Written task: Please transcribe the listing below in full and word for word, without its pictures.

--- BEGIN ---

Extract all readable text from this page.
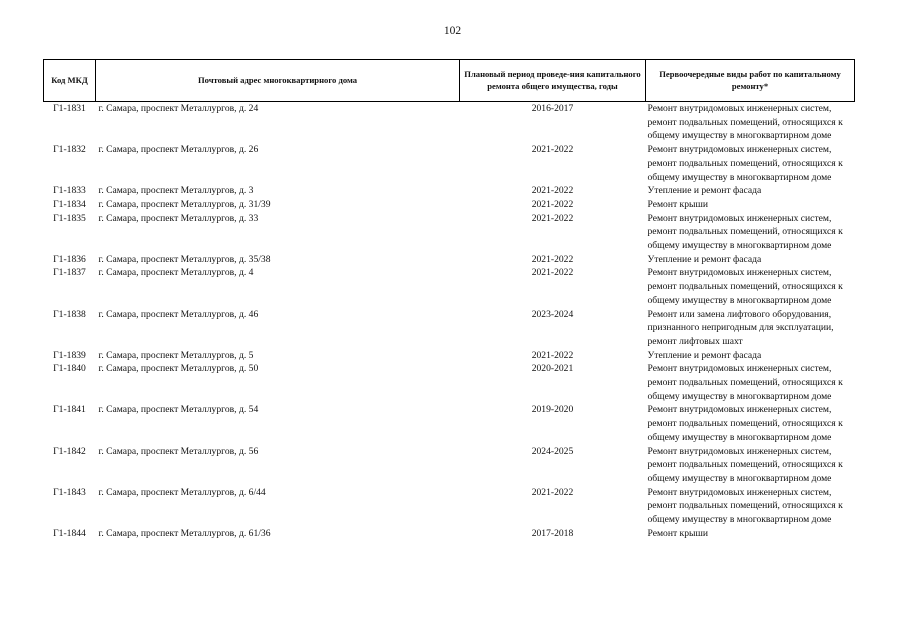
102
Код МКД	Почтовый адрес многоквартирного дома	Плановый период проведе-ния капитального ремонта общего имущества, годы	Первоочередные виды работ по капитальному ремонту*
Г1-1831	г. Самара, проспект Металлургов, д. 24	2016-2017	Ремонт внутридомовых инженерных систем, ремонт подвальных помещений, относящихся к общему имуществу в многоквартирном доме
Г1-1832	г. Самара, проспект Металлургов, д. 26	2021-2022	Ремонт внутридомовых инженерных систем, ремонт подвальных помещений, относящихся к общему имуществу в многоквартирном доме
Г1-1833	г. Самара, проспект Металлургов, д. 3	2021-2022	Утепление и ремонт фасада
Г1-1834	г. Самара, проспект Металлургов, д. 31/39	2021-2022	Ремонт крыши
Г1-1835	г. Самара, проспект Металлургов, д. 33	2021-2022	Ремонт внутридомовых инженерных систем, ремонт подвальных помещений, относящихся к общему имуществу в многоквартирном доме
Г1-1836	г. Самара, проспект Металлургов, д. 35/38	2021-2022	Утепление и ремонт фасада
Г1-1837	г. Самара, проспект Металлургов, д. 4	2021-2022	Ремонт внутридомовых инженерных систем, ремонт подвальных помещений, относящихся к общему имуществу в многоквартирном доме
Г1-1838	г. Самара, проспект Металлургов, д. 46	2023-2024	Ремонт или замена лифтового оборудования, признанного непригодным для эксплуатации, ремонт лифтовых шахт
Г1-1839	г. Самара, проспект Металлургов, д. 5	2021-2022	Утепление и ремонт фасада
Г1-1840	г. Самара, проспект Металлургов, д. 50	2020-2021	Ремонт внутридомовых инженерных систем, ремонт подвальных помещений, относящихся к общему имуществу в многоквартирном доме
Г1-1841	г. Самара, проспект Металлургов, д. 54	2019-2020	Ремонт внутридомовых инженерных систем, ремонт подвальных помещений, относящихся к общему имуществу в многоквартирном доме
Г1-1842	г. Самара, проспект Металлургов, д. 56	2024-2025	Ремонт внутридомовых инженерных систем, ремонт подвальных помещений, относящихся к общему имуществу в многоквартирном доме
Г1-1843	г. Самара, проспект Металлургов, д. 6/44	2021-2022	Ремонт внутридомовых инженерных систем, ремонт подвальных помещений, относящихся к общему имуществу в многоквартирном доме
Г1-1844	г. Самара, проспект Металлургов, д. 61/36	2017-2018	Ремонт крыши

--- END ---

Completed exercise:
Extract all readable text from this page.
102
Код МКД	Почтовый адрес многоквартирного дома	Плановый период проведе-ния капитального ремонта общего имущества, годы	Первоочередные виды работ по капитальному ремонту*
Г1-1831	г. Самара, проспект Металлургов, д. 24	2016-2017	Ремонт внутридомовых инженерных систем, ремонт подвальных помещений, относящихся к общему имуществу в многоквартирном доме
Г1-1832	г. Самара, проспект Металлургов, д. 26	2021-2022	Ремонт внутридомовых инженерных систем, ремонт подвальных помещений, относящихся к общему имуществу в многоквартирном доме
Г1-1833	г. Самара, проспект Металлургов, д. 3	2021-2022	Утепление и ремонт фасада
Г1-1834	г. Самара, проспект Металлургов, д. 31/39	2021-2022	Ремонт крыши
Г1-1835	г. Самара, проспект Металлургов, д. 33	2021-2022	Ремонт внутридомовых инженерных систем, ремонт подвальных помещений, относящихся к общему имуществу в многоквартирном доме
Г1-1836	г. Самара, проспект Металлургов, д. 35/38	2021-2022	Утепление и ремонт фасада
Г1-1837	г. Самара, проспект Металлургов, д. 4	2021-2022	Ремонт внутридомовых инженерных систем, ремонт подвальных помещений, относящихся к общему имуществу в многоквартирном доме
Г1-1838	г. Самара, проспект Металлургов, д. 46	2023-2024	Ремонт или замена лифтового оборудования, признанного непригодным для эксплуатации, ремонт лифтовых шахт
Г1-1839	г. Самара, проспект Металлургов, д. 5	2021-2022	Утепление и ремонт фасада
Г1-1840	г. Самара, проспект Металлургов, д. 50	2020-2021	Ремонт внутридомовых инженерных систем, ремонт подвальных помещений, относящихся к общему имуществу в многоквартирном доме
Г1-1841	г. Самара, проспект Металлургов, д. 54	2019-2020	Ремонт внутридомовых инженерных систем, ремонт подвальных помещений, относящихся к общему имуществу в многоквартирном доме
Г1-1842	г. Самара, проспект Металлургов, д. 56	2024-2025	Ремонт внутридомовых инженерных систем, ремонт подвальных помещений, относящихся к общему имуществу в многоквартирном доме
Г1-1843	г. Самара, проспект Металлургов, д. 6/44	2021-2022	Ремонт внутридомовых инженерных систем, ремонт подвальных помещений, относящихся к общему имуществу в многоквартирном доме
Г1-1844	г. Самара, проспект Металлургов, д. 61/36	2017-2018	Ремонт крыши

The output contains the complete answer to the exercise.